» EXTRACTED INFORMATION
* BEGIN *

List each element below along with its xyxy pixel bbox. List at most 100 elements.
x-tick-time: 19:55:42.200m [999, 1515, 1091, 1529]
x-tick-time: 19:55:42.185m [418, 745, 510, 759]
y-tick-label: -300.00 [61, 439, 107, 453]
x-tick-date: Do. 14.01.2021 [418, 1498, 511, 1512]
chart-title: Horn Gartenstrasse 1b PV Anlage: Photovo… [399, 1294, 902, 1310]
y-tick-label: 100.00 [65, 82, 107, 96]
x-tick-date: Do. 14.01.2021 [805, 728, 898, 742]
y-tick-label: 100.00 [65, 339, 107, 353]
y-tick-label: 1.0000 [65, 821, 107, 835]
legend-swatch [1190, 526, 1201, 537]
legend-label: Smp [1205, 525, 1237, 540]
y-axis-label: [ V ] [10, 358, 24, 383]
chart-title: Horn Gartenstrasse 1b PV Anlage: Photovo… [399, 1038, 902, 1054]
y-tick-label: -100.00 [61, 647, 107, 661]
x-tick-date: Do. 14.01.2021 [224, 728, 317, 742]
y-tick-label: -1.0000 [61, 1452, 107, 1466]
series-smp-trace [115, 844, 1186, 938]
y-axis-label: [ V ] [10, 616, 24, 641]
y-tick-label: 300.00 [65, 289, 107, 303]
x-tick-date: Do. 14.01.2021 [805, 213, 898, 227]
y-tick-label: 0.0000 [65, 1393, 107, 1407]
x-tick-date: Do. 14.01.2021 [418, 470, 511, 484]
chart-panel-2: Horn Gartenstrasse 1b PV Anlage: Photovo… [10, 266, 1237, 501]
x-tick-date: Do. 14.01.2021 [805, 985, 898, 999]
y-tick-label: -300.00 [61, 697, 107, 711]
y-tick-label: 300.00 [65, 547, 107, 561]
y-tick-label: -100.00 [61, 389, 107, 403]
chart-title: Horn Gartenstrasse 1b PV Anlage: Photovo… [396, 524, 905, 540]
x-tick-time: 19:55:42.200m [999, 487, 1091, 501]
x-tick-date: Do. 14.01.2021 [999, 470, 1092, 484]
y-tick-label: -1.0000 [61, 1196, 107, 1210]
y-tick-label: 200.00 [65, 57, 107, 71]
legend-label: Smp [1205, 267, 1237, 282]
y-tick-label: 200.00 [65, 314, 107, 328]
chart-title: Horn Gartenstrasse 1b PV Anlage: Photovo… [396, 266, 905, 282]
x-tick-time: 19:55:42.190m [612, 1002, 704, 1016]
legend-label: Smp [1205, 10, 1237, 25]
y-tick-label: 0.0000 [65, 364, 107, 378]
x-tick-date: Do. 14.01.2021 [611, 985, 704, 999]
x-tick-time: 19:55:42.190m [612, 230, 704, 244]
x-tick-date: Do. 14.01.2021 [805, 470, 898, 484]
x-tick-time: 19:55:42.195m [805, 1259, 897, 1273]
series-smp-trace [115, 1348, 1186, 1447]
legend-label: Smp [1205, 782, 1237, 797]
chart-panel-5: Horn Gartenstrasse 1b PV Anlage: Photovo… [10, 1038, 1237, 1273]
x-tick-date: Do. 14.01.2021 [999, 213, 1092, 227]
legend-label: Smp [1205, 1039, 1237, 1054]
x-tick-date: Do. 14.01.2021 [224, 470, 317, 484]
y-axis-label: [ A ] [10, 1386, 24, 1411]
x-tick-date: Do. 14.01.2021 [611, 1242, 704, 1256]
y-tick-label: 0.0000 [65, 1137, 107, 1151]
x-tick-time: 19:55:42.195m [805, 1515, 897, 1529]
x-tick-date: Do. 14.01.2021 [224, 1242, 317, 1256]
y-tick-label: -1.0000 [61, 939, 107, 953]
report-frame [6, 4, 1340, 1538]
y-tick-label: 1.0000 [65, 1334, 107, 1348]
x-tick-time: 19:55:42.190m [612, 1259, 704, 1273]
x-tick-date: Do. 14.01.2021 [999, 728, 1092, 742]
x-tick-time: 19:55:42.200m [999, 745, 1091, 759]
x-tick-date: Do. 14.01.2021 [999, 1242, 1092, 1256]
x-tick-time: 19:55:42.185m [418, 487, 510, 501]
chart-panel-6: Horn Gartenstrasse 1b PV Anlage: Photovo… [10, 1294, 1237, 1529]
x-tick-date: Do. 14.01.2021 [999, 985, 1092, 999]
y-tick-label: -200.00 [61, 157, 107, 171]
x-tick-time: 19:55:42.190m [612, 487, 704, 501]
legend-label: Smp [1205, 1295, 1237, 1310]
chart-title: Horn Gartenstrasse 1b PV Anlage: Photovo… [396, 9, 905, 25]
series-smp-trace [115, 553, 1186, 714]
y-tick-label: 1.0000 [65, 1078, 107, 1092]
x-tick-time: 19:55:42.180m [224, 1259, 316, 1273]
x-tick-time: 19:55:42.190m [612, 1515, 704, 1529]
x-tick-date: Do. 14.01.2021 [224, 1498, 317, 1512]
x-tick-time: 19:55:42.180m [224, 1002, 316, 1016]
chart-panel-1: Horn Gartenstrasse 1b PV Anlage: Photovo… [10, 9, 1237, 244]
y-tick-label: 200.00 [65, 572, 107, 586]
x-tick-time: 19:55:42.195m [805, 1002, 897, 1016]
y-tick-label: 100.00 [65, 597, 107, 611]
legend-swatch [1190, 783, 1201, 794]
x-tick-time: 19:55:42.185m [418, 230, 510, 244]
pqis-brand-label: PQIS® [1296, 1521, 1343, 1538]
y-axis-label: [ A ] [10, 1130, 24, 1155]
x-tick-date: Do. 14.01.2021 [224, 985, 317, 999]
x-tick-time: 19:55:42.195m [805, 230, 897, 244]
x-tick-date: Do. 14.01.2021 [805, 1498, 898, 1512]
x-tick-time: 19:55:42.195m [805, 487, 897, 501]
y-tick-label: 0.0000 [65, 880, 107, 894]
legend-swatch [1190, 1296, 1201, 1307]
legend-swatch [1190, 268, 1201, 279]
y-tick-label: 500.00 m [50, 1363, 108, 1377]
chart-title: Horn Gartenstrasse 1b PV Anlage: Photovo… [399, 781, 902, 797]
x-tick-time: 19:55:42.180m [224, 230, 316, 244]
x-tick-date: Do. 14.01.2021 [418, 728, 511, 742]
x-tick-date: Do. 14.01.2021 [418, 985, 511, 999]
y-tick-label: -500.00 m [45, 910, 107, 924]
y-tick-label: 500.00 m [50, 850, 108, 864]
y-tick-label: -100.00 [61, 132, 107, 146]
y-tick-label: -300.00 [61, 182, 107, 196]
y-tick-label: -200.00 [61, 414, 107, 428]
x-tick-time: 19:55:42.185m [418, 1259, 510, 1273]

* END *

» WHAT YOU SHOULD DO
Please reproduce all of the entries above verbatim, without changing a single character.

» SOLUTION
List each element below along with its xyxy pixel bbox. List at most 100 elements.
x-tick-time: 19:55:42.200m [999, 1515, 1091, 1529]
x-tick-time: 19:55:42.185m [418, 745, 510, 759]
y-tick-label: -300.00 [61, 439, 107, 453]
x-tick-date: Do. 14.01.2021 [418, 1498, 511, 1512]
chart-title: Horn Gartenstrasse 1b PV Anlage: Photovo… [399, 1294, 902, 1310]
y-tick-label: 100.00 [65, 82, 107, 96]
x-tick-date: Do. 14.01.2021 [805, 728, 898, 742]
y-tick-label: 100.00 [65, 339, 107, 353]
y-tick-label: 1.0000 [65, 821, 107, 835]
legend-swatch [1190, 526, 1201, 537]
legend-label: Smp [1205, 525, 1237, 540]
y-axis-label: [ V ] [10, 358, 24, 383]
chart-title: Horn Gartenstrasse 1b PV Anlage: Photovo… [399, 1038, 902, 1054]
y-tick-label: -100.00 [61, 647, 107, 661]
x-tick-date: Do. 14.01.2021 [224, 728, 317, 742]
y-tick-label: -1.0000 [61, 1452, 107, 1466]
series-smp-trace [115, 844, 1186, 938]
y-axis-label: [ V ] [10, 616, 24, 641]
y-tick-label: 300.00 [65, 289, 107, 303]
x-tick-date: Do. 14.01.2021 [805, 213, 898, 227]
y-tick-label: 0.0000 [65, 1393, 107, 1407]
x-tick-date: Do. 14.01.2021 [418, 470, 511, 484]
chart-panel-2: Horn Gartenstrasse 1b PV Anlage: Photovo… [10, 266, 1237, 501]
x-tick-date: Do. 14.01.2021 [805, 985, 898, 999]
y-tick-label: -300.00 [61, 697, 107, 711]
y-tick-label: 300.00 [65, 547, 107, 561]
y-tick-label: -100.00 [61, 389, 107, 403]
chart-title: Horn Gartenstrasse 1b PV Anlage: Photovo… [396, 524, 905, 540]
x-tick-time: 19:55:42.200m [999, 487, 1091, 501]
x-tick-date: Do. 14.01.2021 [999, 470, 1092, 484]
y-tick-label: -1.0000 [61, 1196, 107, 1210]
y-tick-label: 200.00 [65, 57, 107, 71]
legend-label: Smp [1205, 267, 1237, 282]
y-tick-label: 200.00 [65, 314, 107, 328]
chart-title: Horn Gartenstrasse 1b PV Anlage: Photovo… [396, 266, 905, 282]
x-tick-time: 19:55:42.190m [612, 1002, 704, 1016]
legend-label: Smp [1205, 10, 1237, 25]
y-tick-label: 0.0000 [65, 364, 107, 378]
x-tick-date: Do. 14.01.2021 [611, 985, 704, 999]
x-tick-time: 19:55:42.190m [612, 230, 704, 244]
x-tick-date: Do. 14.01.2021 [805, 470, 898, 484]
x-tick-time: 19:55:42.195m [805, 1259, 897, 1273]
series-smp-trace [115, 1348, 1186, 1447]
legend-label: Smp [1205, 782, 1237, 797]
chart-panel-5: Horn Gartenstrasse 1b PV Anlage: Photovo… [10, 1038, 1237, 1273]
x-tick-date: Do. 14.01.2021 [999, 213, 1092, 227]
legend-label: Smp [1205, 1039, 1237, 1054]
x-tick-date: Do. 14.01.2021 [224, 470, 317, 484]
y-axis-label: [ A ] [10, 1386, 24, 1411]
x-tick-date: Do. 14.01.2021 [611, 1242, 704, 1256]
y-tick-label: 0.0000 [65, 1137, 107, 1151]
x-tick-time: 19:55:42.195m [805, 1515, 897, 1529]
x-tick-date: Do. 14.01.2021 [224, 1242, 317, 1256]
y-tick-label: -1.0000 [61, 939, 107, 953]
report-frame [6, 4, 1340, 1538]
y-tick-label: 1.0000 [65, 1334, 107, 1348]
x-tick-time: 19:55:42.190m [612, 1259, 704, 1273]
x-tick-date: Do. 14.01.2021 [999, 728, 1092, 742]
x-tick-time: 19:55:42.200m [999, 745, 1091, 759]
x-tick-date: Do. 14.01.2021 [999, 1242, 1092, 1256]
x-tick-time: 19:55:42.185m [418, 487, 510, 501]
chart-panel-6: Horn Gartenstrasse 1b PV Anlage: Photovo… [10, 1294, 1237, 1529]
x-tick-date: Do. 14.01.2021 [999, 985, 1092, 999]
y-tick-label: -200.00 [61, 157, 107, 171]
x-tick-time: 19:55:42.190m [612, 487, 704, 501]
legend-label: Smp [1205, 1295, 1237, 1310]
chart-title: Horn Gartenstrasse 1b PV Anlage: Photovo… [396, 9, 905, 25]
series-smp-trace [115, 553, 1186, 714]
y-tick-label: 1.0000 [65, 1078, 107, 1092]
x-tick-time: 19:55:42.180m [224, 1259, 316, 1273]
x-tick-time: 19:55:42.190m [612, 1515, 704, 1529]
x-tick-date: Do. 14.01.2021 [224, 1498, 317, 1512]
x-tick-time: 19:55:42.180m [224, 1002, 316, 1016]
chart-panel-1: Horn Gartenstrasse 1b PV Anlage: Photovo… [10, 9, 1237, 244]
y-tick-label: 200.00 [65, 572, 107, 586]
x-tick-time: 19:55:42.195m [805, 1002, 897, 1016]
y-tick-label: 100.00 [65, 597, 107, 611]
legend-swatch [1190, 783, 1201, 794]
x-tick-time: 19:55:42.185m [418, 230, 510, 244]
pqis-brand-label: PQIS® [1296, 1521, 1343, 1538]
y-axis-label: [ A ] [10, 1130, 24, 1155]
x-tick-date: Do. 14.01.2021 [224, 985, 317, 999]
x-tick-time: 19:55:42.195m [805, 230, 897, 244]
x-tick-date: Do. 14.01.2021 [805, 1498, 898, 1512]
x-tick-time: 19:55:42.195m [805, 487, 897, 501]
y-tick-label: 0.0000 [65, 880, 107, 894]
legend-swatch [1190, 1296, 1201, 1307]
legend-swatch [1190, 268, 1201, 279]
y-tick-label: 500.00 m [50, 1363, 108, 1377]
chart-title: Horn Gartenstrasse 1b PV Anlage: Photovo… [399, 781, 902, 797]
x-tick-time: 19:55:42.180m [224, 230, 316, 244]
x-tick-date: Do. 14.01.2021 [418, 728, 511, 742]
x-tick-date: Do. 14.01.2021 [418, 985, 511, 999]
y-tick-label: -500.00 m [45, 910, 107, 924]
y-tick-label: 500.00 m [50, 850, 108, 864]
y-tick-label: -100.00 [61, 132, 107, 146]
y-tick-label: -300.00 [61, 182, 107, 196]
y-tick-label: -200.00 [61, 414, 107, 428]
x-tick-time: 19:55:42.185m [418, 1259, 510, 1273]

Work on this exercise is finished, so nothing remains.